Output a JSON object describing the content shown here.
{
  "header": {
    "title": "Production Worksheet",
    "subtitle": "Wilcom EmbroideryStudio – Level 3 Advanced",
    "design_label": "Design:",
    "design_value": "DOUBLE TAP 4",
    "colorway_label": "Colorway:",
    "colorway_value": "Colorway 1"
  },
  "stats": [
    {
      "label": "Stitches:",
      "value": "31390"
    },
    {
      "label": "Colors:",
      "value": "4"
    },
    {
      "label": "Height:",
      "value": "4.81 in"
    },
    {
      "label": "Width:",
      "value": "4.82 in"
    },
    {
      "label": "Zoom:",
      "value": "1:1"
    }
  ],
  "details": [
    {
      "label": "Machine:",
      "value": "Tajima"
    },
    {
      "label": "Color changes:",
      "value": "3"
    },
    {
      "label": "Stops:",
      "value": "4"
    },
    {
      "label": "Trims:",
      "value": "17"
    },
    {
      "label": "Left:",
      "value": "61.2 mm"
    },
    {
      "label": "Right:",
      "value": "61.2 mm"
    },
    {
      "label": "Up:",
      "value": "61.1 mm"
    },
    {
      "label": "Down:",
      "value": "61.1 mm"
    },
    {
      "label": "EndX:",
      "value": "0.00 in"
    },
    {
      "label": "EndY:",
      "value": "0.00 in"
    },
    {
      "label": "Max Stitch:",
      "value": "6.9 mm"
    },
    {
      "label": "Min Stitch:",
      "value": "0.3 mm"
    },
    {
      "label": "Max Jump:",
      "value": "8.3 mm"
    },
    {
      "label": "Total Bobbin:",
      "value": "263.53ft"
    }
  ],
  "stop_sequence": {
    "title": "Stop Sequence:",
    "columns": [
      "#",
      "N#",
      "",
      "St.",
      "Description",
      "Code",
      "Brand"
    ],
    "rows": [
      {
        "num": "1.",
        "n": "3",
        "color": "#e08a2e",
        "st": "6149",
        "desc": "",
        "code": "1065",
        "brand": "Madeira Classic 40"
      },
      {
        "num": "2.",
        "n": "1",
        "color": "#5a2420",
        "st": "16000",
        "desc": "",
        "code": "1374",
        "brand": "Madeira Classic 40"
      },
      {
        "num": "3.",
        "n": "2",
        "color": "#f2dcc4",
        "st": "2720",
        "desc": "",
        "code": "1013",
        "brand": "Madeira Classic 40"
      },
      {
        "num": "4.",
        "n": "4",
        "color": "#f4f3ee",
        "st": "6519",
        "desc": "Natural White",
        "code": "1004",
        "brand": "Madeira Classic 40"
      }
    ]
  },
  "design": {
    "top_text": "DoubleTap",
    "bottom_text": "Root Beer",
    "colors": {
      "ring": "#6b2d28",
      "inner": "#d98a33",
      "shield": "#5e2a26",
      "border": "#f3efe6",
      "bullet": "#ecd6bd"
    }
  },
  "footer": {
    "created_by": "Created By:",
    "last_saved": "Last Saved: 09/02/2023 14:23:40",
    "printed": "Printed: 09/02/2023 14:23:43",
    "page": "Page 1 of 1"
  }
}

* Exercise instructions: What is the number of lines in the data above that include the word "Colorway"? Answer with that number only.

* Task solution: 2